(Dataset entries)
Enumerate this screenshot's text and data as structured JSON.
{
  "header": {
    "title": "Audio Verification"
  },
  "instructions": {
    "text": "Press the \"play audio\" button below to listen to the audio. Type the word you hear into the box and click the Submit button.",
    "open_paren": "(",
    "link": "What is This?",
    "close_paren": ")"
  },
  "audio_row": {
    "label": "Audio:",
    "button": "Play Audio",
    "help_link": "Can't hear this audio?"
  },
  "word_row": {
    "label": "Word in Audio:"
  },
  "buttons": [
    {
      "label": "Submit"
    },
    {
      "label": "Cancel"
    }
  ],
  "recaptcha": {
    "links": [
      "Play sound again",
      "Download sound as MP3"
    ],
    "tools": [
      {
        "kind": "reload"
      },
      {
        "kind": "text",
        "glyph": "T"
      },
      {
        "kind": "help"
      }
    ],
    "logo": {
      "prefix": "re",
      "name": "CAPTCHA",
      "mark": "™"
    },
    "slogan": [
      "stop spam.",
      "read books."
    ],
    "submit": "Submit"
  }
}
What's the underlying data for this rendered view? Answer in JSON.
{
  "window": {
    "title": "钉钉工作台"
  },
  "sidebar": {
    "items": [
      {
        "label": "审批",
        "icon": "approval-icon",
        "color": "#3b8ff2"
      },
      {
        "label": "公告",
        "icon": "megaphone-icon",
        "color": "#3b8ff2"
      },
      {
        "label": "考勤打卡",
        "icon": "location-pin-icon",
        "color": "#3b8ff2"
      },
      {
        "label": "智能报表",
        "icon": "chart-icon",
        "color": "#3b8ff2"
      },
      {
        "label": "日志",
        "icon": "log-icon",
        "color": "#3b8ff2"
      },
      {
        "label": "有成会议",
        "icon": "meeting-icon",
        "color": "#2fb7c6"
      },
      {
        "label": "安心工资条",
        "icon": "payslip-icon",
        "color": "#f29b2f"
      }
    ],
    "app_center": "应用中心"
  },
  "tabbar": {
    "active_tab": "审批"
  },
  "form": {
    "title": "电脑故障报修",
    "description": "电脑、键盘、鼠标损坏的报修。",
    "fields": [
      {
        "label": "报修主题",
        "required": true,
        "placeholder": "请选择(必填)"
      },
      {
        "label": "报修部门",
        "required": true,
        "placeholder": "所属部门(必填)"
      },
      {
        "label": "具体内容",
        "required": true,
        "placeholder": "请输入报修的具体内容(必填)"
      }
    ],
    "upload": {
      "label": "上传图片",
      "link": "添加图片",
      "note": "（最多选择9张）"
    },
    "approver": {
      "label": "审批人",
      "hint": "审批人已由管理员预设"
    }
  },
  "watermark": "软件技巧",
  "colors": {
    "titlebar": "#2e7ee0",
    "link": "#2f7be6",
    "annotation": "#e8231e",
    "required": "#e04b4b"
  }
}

=== To be done ===
Go through the listing above and pull out each line containing the word "icon".

=== The response ===
        "icon": "approval-icon",
        "icon": "megaphone-icon",
        "icon": "location-pin-icon",
        "icon": "chart-icon",
        "icon": "log-icon",
        "icon": "meeting-icon",
        "icon": "payslip-icon",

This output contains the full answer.